Dataset listings of figures:
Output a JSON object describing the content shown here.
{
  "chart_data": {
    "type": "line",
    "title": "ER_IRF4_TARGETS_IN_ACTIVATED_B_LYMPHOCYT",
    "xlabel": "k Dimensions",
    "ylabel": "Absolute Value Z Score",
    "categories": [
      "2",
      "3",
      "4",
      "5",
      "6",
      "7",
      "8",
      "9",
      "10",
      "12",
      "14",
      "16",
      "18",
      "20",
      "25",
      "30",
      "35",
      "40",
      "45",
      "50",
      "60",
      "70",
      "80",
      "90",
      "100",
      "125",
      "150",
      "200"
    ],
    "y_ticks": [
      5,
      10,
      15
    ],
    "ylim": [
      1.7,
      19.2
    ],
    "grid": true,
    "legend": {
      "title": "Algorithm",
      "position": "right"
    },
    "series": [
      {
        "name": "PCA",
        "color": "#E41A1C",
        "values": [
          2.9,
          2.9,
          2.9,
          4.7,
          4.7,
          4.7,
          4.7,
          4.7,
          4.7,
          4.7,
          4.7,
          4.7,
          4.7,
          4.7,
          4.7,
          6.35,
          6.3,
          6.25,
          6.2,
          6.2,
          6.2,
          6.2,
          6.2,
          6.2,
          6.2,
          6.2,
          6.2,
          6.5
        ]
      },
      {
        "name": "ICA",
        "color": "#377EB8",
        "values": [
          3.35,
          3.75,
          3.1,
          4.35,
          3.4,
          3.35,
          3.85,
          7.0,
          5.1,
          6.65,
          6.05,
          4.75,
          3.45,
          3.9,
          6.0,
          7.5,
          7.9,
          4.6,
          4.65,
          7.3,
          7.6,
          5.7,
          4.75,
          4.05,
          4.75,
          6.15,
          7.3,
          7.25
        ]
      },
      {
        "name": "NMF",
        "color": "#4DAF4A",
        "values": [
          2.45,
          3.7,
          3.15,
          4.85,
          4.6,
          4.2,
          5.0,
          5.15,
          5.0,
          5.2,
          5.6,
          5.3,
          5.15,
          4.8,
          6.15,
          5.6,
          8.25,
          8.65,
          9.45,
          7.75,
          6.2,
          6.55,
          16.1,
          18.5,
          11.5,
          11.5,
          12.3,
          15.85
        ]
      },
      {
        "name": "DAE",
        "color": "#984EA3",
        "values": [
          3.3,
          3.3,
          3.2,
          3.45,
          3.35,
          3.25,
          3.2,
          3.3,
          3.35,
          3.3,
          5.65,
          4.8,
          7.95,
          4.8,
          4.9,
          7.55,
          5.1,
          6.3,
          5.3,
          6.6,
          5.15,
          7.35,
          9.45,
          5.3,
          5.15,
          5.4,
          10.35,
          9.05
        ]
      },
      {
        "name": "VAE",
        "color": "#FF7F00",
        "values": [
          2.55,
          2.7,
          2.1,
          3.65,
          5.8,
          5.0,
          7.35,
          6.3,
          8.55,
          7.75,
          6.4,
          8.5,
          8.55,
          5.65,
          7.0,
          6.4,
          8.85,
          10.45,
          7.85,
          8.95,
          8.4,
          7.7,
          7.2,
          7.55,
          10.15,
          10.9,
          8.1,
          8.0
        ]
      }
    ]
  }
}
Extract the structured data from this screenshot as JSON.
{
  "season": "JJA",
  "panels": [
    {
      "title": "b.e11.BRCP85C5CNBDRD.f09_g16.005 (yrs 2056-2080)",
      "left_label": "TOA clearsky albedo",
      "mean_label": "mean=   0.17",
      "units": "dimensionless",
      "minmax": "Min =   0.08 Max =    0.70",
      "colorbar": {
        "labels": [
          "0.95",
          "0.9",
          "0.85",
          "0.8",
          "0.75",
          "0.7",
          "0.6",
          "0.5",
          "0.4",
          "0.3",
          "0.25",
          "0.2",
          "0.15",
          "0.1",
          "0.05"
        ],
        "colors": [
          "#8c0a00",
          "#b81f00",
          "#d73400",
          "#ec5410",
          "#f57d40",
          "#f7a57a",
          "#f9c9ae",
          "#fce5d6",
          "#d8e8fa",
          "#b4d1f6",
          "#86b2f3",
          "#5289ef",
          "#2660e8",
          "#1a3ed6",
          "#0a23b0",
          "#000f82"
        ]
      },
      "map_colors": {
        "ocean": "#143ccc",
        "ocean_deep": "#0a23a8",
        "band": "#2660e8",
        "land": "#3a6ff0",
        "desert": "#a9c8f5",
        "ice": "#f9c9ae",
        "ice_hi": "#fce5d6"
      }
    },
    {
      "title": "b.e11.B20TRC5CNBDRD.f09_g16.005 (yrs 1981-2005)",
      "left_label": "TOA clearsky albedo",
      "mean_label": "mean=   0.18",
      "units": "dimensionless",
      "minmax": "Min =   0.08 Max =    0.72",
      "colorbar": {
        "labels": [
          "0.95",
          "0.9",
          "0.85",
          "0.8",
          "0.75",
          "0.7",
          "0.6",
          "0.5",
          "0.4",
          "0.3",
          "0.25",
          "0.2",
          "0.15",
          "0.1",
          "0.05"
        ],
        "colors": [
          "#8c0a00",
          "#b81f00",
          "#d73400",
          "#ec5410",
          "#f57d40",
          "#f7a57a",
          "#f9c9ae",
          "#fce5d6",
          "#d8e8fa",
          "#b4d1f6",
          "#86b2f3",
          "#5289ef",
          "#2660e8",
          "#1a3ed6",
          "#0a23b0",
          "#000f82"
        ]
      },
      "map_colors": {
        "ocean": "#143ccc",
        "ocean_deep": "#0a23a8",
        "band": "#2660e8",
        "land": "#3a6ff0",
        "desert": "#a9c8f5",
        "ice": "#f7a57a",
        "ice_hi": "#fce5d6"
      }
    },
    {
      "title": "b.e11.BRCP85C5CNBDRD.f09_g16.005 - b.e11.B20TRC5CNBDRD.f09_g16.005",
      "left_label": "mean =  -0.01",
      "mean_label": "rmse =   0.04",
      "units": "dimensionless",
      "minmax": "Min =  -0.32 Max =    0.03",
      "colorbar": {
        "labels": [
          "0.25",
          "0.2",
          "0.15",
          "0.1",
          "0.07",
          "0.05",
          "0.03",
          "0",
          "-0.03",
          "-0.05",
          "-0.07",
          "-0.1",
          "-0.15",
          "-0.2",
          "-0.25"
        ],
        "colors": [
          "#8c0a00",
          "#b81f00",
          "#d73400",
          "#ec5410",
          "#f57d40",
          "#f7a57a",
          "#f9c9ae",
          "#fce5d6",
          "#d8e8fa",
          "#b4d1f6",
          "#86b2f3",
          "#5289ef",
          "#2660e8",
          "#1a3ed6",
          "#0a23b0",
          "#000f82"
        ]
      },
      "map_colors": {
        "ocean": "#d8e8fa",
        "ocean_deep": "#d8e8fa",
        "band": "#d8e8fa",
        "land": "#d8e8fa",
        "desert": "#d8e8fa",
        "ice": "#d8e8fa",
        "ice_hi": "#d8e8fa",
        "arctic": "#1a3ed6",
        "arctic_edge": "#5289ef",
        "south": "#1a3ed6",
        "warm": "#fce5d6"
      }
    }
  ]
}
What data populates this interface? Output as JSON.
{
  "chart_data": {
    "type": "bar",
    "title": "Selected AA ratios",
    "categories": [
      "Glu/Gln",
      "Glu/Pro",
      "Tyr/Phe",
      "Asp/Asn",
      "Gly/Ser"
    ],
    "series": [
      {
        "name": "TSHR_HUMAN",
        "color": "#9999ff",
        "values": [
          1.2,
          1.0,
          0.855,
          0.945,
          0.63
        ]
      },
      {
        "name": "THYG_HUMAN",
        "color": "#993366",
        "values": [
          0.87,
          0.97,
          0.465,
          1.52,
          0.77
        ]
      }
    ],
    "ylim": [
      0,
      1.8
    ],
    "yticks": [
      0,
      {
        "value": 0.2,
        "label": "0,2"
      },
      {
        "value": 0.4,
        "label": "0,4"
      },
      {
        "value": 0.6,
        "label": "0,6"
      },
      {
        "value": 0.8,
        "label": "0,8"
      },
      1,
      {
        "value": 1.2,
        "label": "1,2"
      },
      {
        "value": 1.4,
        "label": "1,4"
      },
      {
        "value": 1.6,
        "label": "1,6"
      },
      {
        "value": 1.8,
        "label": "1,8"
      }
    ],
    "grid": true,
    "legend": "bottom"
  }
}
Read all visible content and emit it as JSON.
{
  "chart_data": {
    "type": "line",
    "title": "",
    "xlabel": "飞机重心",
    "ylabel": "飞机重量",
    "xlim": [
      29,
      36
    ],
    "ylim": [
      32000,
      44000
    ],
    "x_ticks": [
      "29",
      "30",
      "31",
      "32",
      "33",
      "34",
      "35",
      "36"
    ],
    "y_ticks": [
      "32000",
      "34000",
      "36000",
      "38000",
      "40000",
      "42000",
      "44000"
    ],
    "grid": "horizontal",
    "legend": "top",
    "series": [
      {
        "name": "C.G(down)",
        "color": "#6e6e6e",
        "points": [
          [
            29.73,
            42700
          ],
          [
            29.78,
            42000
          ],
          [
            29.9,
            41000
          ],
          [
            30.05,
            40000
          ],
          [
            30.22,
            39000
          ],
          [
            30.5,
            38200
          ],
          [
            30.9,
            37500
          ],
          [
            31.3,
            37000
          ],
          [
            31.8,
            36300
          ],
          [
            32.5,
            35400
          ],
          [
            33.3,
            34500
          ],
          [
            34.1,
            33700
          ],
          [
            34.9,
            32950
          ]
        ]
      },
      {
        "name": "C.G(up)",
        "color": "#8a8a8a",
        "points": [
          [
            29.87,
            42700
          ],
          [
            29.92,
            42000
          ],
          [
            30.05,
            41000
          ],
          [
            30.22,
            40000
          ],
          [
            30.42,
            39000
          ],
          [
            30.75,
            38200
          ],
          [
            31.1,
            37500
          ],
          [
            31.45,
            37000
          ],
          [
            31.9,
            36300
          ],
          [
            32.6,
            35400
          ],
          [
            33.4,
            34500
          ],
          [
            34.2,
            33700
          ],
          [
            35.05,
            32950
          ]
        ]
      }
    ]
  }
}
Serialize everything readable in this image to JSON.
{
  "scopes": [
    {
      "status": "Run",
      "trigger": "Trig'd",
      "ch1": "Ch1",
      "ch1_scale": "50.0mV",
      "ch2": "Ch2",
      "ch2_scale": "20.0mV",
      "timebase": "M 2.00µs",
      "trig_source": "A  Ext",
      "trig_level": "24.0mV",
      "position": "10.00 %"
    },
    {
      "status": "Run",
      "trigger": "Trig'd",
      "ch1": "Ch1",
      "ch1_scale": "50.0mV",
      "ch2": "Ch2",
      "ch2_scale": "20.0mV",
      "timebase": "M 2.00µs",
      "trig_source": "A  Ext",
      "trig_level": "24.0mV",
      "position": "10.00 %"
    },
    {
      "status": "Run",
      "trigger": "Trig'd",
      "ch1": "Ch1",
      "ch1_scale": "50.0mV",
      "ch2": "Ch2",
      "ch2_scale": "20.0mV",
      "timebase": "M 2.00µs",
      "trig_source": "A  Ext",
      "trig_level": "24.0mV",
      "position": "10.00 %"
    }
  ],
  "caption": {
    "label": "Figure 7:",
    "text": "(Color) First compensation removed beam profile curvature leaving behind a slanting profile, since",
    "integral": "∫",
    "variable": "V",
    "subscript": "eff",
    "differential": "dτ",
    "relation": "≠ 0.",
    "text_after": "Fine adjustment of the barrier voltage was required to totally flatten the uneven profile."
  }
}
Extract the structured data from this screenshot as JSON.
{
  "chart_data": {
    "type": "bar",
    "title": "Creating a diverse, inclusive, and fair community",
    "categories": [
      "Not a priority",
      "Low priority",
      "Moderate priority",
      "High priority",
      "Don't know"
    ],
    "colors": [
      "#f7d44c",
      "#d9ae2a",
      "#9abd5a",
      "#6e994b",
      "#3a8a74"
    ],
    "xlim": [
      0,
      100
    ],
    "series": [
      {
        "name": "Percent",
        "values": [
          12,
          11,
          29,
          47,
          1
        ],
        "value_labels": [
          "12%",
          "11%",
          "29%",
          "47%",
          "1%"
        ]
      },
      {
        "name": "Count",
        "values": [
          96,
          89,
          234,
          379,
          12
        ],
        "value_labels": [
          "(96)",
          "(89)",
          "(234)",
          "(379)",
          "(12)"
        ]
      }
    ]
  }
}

### Short problem
Retype exactly the lines from the one containing "Serialize everything readable" through the last line of the records above, including both.

### Full answer
Serialize everything readable in this image to JSON.
{
  "scopes": [
    {
      "status": "Run",
      "trigger": "Trig'd",
      "ch1": "Ch1",
      "ch1_scale": "50.0mV",
      "ch2": "Ch2",
      "ch2_scale": "20.0mV",
      "timebase": "M 2.00µs",
      "trig_source": "A  Ext",
      "trig_level": "24.0mV",
      "position": "10.00 %"
    },
    {
      "status": "Run",
      "trigger": "Trig'd",
      "ch1": "Ch1",
      "ch1_scale": "50.0mV",
      "ch2": "Ch2",
      "ch2_scale": "20.0mV",
      "timebase": "M 2.00µs",
      "trig_source": "A  Ext",
      "trig_level": "24.0mV",
      "position": "10.00 %"
    },
    {
      "status": "Run",
      "trigger": "Trig'd",
      "ch1": "Ch1",
      "ch1_scale": "50.0mV",
      "ch2": "Ch2",
      "ch2_scale": "20.0mV",
      "timebase": "M 2.00µs",
      "trig_source": "A  Ext",
      "trig_level": "24.0mV",
      "position": "10.00 %"
    }
  ],
  "caption": {
    "label": "Figure 7:",
    "text": "(Color) First compensation removed beam profile curvature leaving behind a slanting profile, since",
    "integral": "∫",
    "variable": "V",
    "subscript": "eff",
    "differential": "dτ",
    "relation": "≠ 0.",
    "text_after": "Fine adjustment of the barrier voltage was required to totally flatten the uneven profile."
  }
}
Extract the structured data from this screenshot as JSON.
{
  "chart_data": {
    "type": "bar",
    "title": "Creating a diverse, inclusive, and fair community",
    "categories": [
      "Not a priority",
      "Low priority",
      "Moderate priority",
      "High priority",
      "Don't know"
    ],
    "colors": [
      "#f7d44c",
      "#d9ae2a",
      "#9abd5a",
      "#6e994b",
      "#3a8a74"
    ],
    "xlim": [
      0,
      100
    ],
    "series": [
      {
        "name": "Percent",
        "values": [
          12,
          11,
          29,
          47,
          1
        ],
        "value_labels": [
          "12%",
          "11%",
          "29%",
          "47%",
          "1%"
        ]
      },
      {
        "name": "Count",
        "values": [
          96,
          89,
          234,
          379,
          12
        ],
        "value_labels": [
          "(96)",
          "(89)",
          "(234)",
          "(379)",
          "(12)"
        ]
      }
    ]
  }
}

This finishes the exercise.